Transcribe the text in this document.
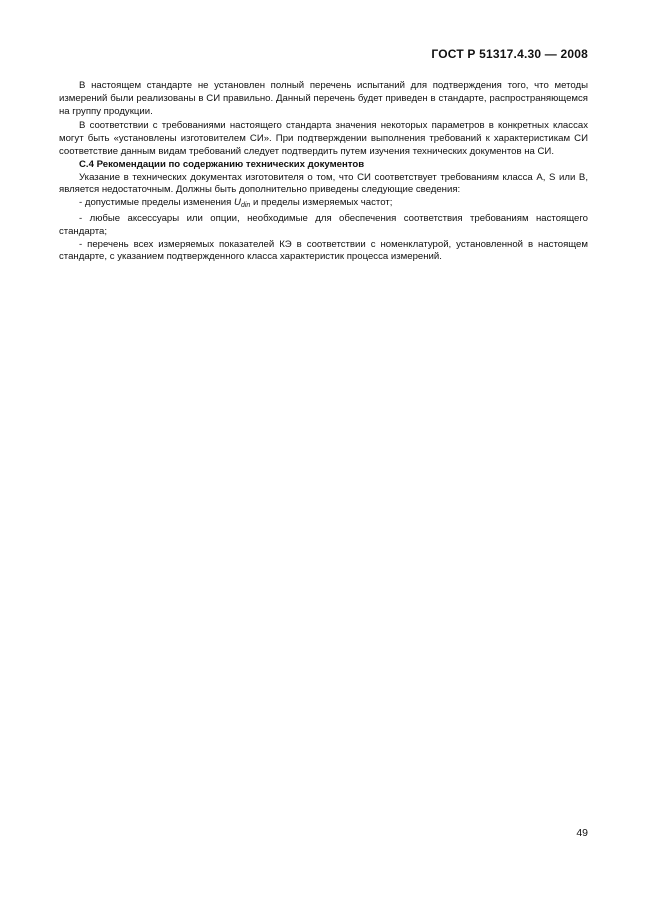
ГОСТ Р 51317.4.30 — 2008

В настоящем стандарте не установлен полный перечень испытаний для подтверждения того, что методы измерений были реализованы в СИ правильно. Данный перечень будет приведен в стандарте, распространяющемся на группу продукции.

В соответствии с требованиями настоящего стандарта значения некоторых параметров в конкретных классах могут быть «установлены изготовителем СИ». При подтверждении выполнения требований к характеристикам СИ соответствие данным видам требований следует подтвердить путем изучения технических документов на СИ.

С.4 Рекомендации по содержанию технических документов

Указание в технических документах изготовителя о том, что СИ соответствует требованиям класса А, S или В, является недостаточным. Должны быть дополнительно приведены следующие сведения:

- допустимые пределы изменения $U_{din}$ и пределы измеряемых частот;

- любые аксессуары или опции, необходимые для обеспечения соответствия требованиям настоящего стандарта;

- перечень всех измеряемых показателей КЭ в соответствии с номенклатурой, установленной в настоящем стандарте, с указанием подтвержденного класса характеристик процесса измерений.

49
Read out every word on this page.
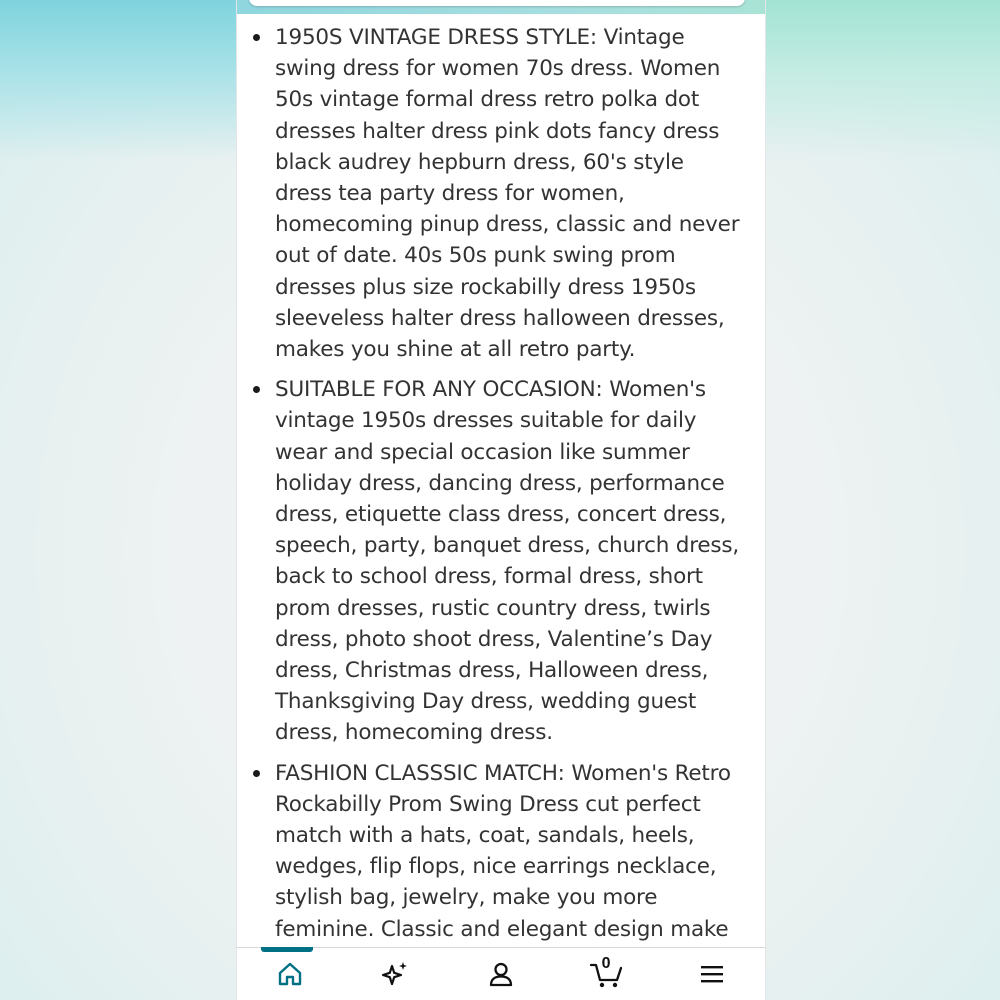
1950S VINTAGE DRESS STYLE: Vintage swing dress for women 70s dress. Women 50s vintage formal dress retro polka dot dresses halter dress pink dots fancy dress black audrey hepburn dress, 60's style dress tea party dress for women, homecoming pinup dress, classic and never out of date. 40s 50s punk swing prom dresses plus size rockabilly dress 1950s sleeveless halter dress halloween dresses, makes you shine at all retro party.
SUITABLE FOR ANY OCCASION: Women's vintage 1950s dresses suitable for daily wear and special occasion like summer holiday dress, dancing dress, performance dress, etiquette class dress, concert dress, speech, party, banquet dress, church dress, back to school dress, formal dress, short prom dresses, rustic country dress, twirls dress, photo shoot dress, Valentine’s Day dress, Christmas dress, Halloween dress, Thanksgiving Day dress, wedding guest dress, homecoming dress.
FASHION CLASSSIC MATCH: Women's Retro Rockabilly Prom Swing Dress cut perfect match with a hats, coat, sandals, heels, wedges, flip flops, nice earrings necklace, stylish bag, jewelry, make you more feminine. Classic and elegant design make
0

---

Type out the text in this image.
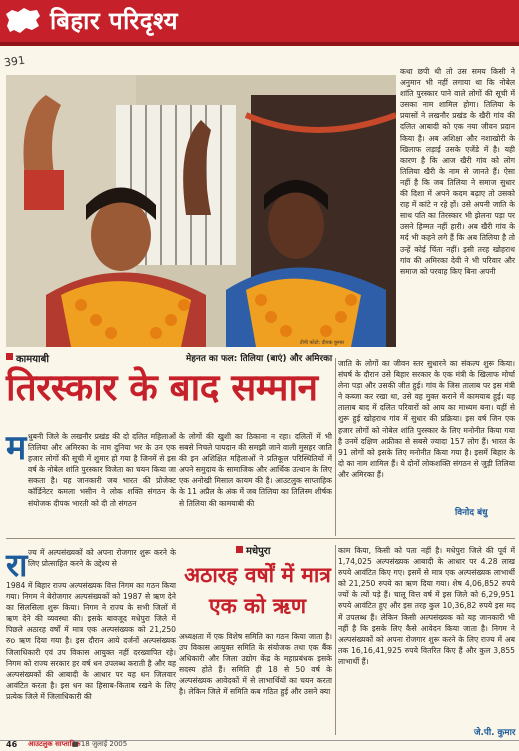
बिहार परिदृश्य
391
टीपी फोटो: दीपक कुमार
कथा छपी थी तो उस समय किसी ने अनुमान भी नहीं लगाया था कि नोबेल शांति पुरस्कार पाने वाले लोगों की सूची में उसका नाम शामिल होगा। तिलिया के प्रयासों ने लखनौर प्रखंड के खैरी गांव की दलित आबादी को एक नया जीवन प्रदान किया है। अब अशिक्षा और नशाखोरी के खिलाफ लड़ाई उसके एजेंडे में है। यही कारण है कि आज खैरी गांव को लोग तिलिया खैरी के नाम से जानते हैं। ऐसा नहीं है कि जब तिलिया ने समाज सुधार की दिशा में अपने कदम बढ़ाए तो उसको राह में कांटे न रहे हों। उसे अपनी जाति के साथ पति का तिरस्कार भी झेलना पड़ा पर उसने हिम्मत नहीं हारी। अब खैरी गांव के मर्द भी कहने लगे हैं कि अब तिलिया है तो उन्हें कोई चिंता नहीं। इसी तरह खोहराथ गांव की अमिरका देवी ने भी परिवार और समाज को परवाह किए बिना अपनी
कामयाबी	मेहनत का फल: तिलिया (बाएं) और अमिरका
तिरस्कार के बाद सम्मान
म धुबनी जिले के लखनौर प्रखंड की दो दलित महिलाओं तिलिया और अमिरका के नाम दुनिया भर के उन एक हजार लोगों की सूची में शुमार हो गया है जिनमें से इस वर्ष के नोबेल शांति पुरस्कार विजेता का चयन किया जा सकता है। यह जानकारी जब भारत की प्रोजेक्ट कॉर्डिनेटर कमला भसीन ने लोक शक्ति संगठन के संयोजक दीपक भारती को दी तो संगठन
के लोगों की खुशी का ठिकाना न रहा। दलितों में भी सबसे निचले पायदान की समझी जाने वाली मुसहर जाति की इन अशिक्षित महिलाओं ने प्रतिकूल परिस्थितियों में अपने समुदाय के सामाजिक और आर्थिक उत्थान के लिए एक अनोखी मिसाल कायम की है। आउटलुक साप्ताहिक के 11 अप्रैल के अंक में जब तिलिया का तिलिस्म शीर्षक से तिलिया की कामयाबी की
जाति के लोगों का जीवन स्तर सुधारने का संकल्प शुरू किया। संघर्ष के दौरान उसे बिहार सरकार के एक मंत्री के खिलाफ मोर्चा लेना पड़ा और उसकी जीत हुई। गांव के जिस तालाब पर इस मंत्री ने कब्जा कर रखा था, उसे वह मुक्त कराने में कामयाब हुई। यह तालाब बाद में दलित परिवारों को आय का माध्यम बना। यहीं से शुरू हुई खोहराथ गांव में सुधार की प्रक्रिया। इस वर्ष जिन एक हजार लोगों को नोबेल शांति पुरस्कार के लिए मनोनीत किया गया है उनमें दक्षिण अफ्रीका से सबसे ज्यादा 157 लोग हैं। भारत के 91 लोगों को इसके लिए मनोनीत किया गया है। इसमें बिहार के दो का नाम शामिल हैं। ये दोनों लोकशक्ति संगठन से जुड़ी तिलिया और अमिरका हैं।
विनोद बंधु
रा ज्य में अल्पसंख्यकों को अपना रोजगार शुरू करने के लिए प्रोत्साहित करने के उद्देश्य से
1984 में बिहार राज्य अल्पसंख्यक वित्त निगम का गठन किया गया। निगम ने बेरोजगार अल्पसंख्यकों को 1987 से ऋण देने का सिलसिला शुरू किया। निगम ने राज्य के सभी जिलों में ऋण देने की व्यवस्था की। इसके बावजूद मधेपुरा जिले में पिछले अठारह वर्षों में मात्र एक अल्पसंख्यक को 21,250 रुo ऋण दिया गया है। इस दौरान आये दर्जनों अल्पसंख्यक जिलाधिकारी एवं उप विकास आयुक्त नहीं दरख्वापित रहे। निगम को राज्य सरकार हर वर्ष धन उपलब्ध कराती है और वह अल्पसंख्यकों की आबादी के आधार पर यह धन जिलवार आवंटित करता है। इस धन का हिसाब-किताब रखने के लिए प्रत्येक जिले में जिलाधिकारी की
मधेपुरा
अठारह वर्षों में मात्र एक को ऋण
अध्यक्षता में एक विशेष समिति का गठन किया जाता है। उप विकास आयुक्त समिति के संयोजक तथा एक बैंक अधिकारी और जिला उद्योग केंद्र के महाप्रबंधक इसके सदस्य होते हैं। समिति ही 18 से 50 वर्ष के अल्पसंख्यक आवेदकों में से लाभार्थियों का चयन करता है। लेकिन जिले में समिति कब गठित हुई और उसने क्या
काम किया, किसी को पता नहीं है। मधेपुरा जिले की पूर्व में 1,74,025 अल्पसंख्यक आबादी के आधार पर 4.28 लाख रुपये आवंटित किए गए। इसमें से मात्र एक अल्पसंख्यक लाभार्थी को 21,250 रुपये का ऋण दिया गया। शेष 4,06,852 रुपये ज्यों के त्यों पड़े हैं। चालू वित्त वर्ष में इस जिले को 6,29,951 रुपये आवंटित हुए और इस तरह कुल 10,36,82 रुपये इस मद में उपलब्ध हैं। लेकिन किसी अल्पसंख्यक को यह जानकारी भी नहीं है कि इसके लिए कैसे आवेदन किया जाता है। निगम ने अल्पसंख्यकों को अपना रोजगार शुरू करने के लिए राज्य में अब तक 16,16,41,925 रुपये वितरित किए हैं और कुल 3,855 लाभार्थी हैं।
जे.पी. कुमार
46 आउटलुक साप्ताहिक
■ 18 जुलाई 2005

- _SHORT EXERCISE_
Give only the number of lines in the records that contain the string "настоящем".

- _EXPECTED OUTPUT_
2